— Begin THE INPUT —

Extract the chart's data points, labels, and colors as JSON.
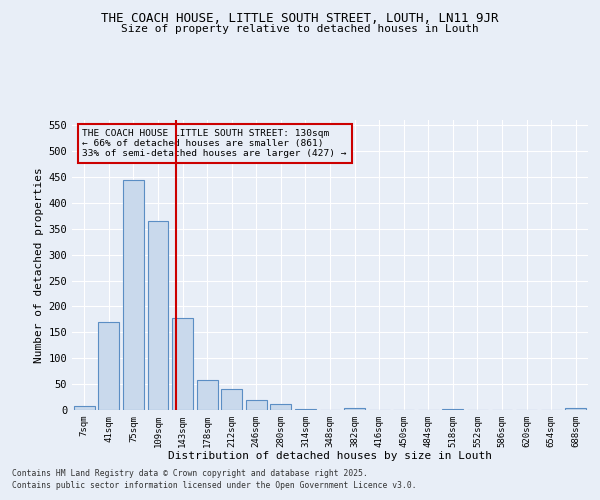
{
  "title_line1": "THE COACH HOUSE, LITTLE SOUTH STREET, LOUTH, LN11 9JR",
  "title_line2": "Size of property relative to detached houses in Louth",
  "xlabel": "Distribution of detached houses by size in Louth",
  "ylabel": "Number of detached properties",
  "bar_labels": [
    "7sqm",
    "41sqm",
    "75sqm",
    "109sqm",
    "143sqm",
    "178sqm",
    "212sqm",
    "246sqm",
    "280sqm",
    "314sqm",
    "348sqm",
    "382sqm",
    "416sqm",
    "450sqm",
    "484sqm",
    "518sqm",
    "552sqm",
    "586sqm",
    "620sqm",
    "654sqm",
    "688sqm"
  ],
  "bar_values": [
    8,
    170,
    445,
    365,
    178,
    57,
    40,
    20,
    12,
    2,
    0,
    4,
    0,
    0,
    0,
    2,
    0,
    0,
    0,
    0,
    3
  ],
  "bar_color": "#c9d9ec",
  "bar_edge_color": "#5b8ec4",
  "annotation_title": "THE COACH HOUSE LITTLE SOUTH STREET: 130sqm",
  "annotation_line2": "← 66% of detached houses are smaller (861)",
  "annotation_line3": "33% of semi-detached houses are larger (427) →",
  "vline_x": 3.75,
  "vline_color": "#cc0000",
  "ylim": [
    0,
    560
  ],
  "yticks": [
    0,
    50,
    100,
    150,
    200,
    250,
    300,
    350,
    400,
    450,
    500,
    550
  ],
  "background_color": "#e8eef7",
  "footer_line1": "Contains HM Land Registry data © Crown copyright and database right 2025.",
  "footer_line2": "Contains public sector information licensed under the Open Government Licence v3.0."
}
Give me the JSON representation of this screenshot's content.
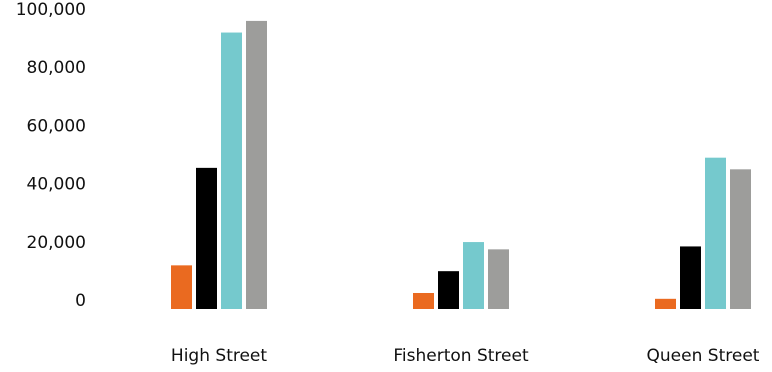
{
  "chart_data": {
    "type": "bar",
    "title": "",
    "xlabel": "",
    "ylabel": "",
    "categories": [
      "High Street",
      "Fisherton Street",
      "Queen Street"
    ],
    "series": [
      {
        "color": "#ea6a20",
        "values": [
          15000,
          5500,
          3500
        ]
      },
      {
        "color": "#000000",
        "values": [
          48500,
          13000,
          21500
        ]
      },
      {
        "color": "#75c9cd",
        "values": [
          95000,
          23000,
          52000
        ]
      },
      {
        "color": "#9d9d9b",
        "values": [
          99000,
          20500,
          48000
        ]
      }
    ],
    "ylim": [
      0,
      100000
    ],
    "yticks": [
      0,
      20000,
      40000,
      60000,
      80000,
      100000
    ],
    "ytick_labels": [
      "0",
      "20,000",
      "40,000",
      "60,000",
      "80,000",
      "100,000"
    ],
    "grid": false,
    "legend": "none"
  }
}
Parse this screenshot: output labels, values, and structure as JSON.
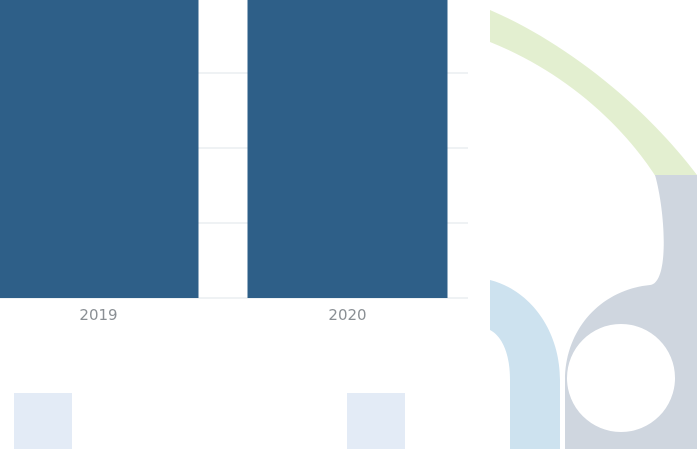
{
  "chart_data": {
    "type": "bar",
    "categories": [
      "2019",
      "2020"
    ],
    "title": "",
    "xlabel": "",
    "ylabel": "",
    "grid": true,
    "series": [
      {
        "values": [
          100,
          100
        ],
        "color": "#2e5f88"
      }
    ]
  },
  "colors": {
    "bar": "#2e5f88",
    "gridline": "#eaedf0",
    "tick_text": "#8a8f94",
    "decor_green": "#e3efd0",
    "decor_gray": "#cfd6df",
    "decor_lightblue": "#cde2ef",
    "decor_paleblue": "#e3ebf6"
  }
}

— End THE INPUT —

* INSTRUCTIONS TO FOLLOW
Pictures in the records above are left out; print everything else exactly as written.

* SOLUTION BELOW
Extract the chart's data points, labels, and colors as JSON.
{
  "title_line1": "THE COACH HOUSE, LITTLE SOUTH STREET, LOUTH, LN11 9JR",
  "title_line2": "Size of property relative to detached houses in Louth",
  "xlabel": "Distribution of detached houses by size in Louth",
  "ylabel": "Number of detached properties",
  "bar_labels": [
    "7sqm",
    "41sqm",
    "75sqm",
    "109sqm",
    "143sqm",
    "178sqm",
    "212sqm",
    "246sqm",
    "280sqm",
    "314sqm",
    "348sqm",
    "382sqm",
    "416sqm",
    "450sqm",
    "484sqm",
    "518sqm",
    "552sqm",
    "586sqm",
    "620sqm",
    "654sqm",
    "688sqm"
  ],
  "bar_values": [
    8,
    170,
    445,
    365,
    178,
    57,
    40,
    20,
    12,
    2,
    0,
    4,
    0,
    0,
    0,
    2,
    0,
    0,
    0,
    0,
    3
  ],
  "bar_color": "#c9d9ec",
  "bar_edge_color": "#5b8ec4",
  "annotation_title": "THE COACH HOUSE LITTLE SOUTH STREET: 130sqm",
  "annotation_line2": "← 66% of detached houses are smaller (861)",
  "annotation_line3": "33% of semi-detached houses are larger (427) →",
  "vline_x": 3.75,
  "vline_color": "#cc0000",
  "ylim": [
    0,
    560
  ],
  "yticks": [
    0,
    50,
    100,
    150,
    200,
    250,
    300,
    350,
    400,
    450,
    500,
    550
  ],
  "background_color": "#e8eef7",
  "footer_line1": "Contains HM Land Registry data © Crown copyright and database right 2025.",
  "footer_line2": "Contains public sector information licensed under the Open Government Licence v3.0."
}
Give me the JSON representation of this screenshot's content.
{
  "chart_data": {
    "type": "bar",
    "title": "",
    "xlabel": "",
    "ylabel": "",
    "categories": [
      "High Street",
      "Fisherton Street",
      "Queen Street"
    ],
    "series": [
      {
        "color": "#ea6a20",
        "values": [
          15000,
          5500,
          3500
        ]
      },
      {
        "color": "#000000",
        "values": [
          48500,
          13000,
          21500
        ]
      },
      {
        "color": "#75c9cd",
        "values": [
          95000,
          23000,
          52000
        ]
      },
      {
        "color": "#9d9d9b",
        "values": [
          99000,
          20500,
          48000
        ]
      }
    ],
    "ylim": [
      0,
      100000
    ],
    "yticks": [
      0,
      20000,
      40000,
      60000,
      80000,
      100000
    ],
    "ytick_labels": [
      "0",
      "20,000",
      "40,000",
      "60,000",
      "80,000",
      "100,000"
    ],
    "grid": false,
    "legend": "none"
  }
}
Parse this screenshot: output labels, values, and structure as JSON.
{
  "chart_data": {
    "type": "bar",
    "categories": [
      "2019",
      "2020"
    ],
    "title": "",
    "xlabel": "",
    "ylabel": "",
    "grid": true,
    "series": [
      {
        "values": [
          100,
          100
        ],
        "color": "#2e5f88"
      }
    ]
  },
  "colors": {
    "bar": "#2e5f88",
    "gridline": "#eaedf0",
    "tick_text": "#8a8f94",
    "decor_green": "#e3efd0",
    "decor_gray": "#cfd6df",
    "decor_lightblue": "#cde2ef",
    "decor_paleblue": "#e3ebf6"
  }
}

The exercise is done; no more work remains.